# start of Data provided

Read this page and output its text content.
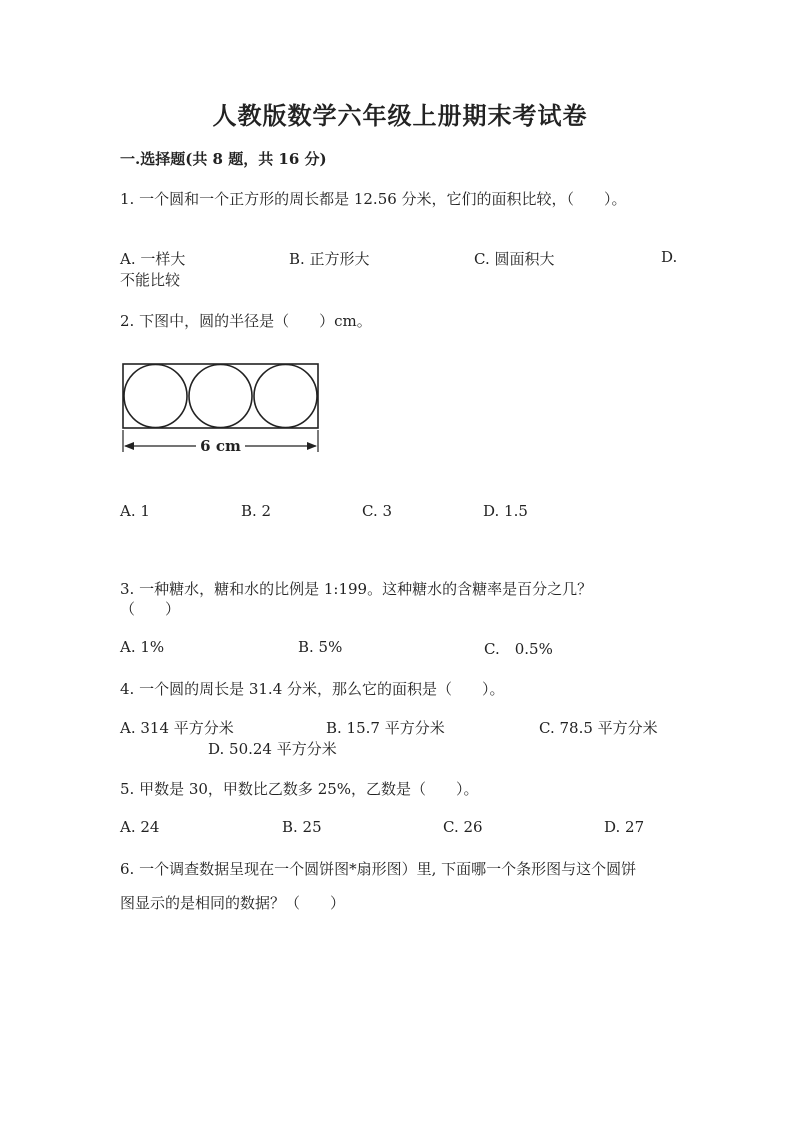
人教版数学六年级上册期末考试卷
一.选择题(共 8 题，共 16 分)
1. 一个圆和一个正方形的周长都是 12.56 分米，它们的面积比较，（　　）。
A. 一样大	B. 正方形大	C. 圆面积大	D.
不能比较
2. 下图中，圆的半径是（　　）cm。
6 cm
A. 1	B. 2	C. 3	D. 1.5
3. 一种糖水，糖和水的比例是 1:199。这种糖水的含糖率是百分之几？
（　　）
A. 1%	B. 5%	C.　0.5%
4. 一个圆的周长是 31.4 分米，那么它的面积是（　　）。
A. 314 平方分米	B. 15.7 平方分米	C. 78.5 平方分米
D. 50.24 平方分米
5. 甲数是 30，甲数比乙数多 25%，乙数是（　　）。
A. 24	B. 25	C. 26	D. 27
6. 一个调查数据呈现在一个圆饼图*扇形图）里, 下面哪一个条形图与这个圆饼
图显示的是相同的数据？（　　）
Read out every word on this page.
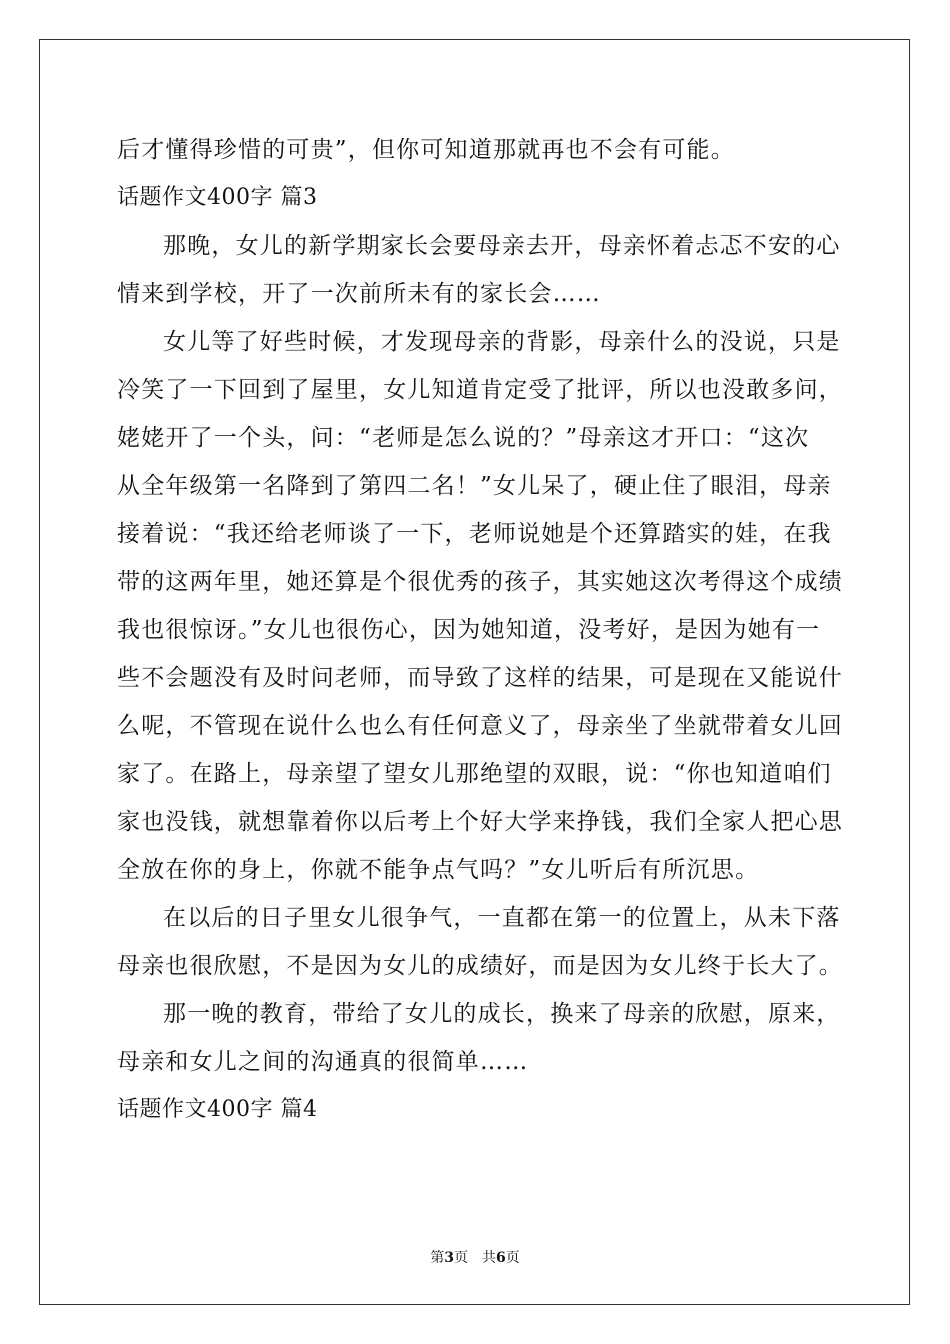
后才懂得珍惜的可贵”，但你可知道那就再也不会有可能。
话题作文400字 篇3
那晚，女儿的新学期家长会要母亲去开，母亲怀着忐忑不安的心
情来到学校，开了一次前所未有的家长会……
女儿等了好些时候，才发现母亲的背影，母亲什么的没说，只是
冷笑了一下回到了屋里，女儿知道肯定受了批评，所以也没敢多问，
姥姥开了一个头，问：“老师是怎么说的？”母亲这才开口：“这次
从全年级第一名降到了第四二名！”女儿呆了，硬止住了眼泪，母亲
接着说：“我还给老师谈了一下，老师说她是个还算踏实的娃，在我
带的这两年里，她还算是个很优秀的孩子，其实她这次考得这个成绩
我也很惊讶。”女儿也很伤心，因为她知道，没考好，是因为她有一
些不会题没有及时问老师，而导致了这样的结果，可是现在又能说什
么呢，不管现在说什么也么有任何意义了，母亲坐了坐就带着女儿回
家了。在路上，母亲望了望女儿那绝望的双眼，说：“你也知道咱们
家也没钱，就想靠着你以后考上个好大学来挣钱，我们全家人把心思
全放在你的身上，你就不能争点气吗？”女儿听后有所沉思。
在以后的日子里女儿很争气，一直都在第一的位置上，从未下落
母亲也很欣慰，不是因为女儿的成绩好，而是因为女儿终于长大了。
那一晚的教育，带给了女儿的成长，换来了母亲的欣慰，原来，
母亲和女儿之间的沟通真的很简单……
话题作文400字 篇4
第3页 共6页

# end of Data provided

What the task requires – Please reproduce nothing but the lines from the one containing "Read out every word on this page." through the closing line of the listing, retyped word for word, pictures excluded.

Solution to this task –
Read out every word on this page.
后才懂得珍惜的可贵”，但你可知道那就再也不会有可能。
话题作文400字 篇3
那晚，女儿的新学期家长会要母亲去开，母亲怀着忐忑不安的心
情来到学校，开了一次前所未有的家长会……
女儿等了好些时候，才发现母亲的背影，母亲什么的没说，只是
冷笑了一下回到了屋里，女儿知道肯定受了批评，所以也没敢多问，
姥姥开了一个头，问：“老师是怎么说的？”母亲这才开口：“这次
从全年级第一名降到了第四二名！”女儿呆了，硬止住了眼泪，母亲
接着说：“我还给老师谈了一下，老师说她是个还算踏实的娃，在我
带的这两年里，她还算是个很优秀的孩子，其实她这次考得这个成绩
我也很惊讶。”女儿也很伤心，因为她知道，没考好，是因为她有一
些不会题没有及时问老师，而导致了这样的结果，可是现在又能说什
么呢，不管现在说什么也么有任何意义了，母亲坐了坐就带着女儿回
家了。在路上，母亲望了望女儿那绝望的双眼，说：“你也知道咱们
家也没钱，就想靠着你以后考上个好大学来挣钱，我们全家人把心思
全放在你的身上，你就不能争点气吗？”女儿听后有所沉思。
在以后的日子里女儿很争气，一直都在第一的位置上，从未下落
母亲也很欣慰，不是因为女儿的成绩好，而是因为女儿终于长大了。
那一晚的教育，带给了女儿的成长，换来了母亲的欣慰，原来，
母亲和女儿之间的沟通真的很简单……
话题作文400字 篇4
第3页 共6页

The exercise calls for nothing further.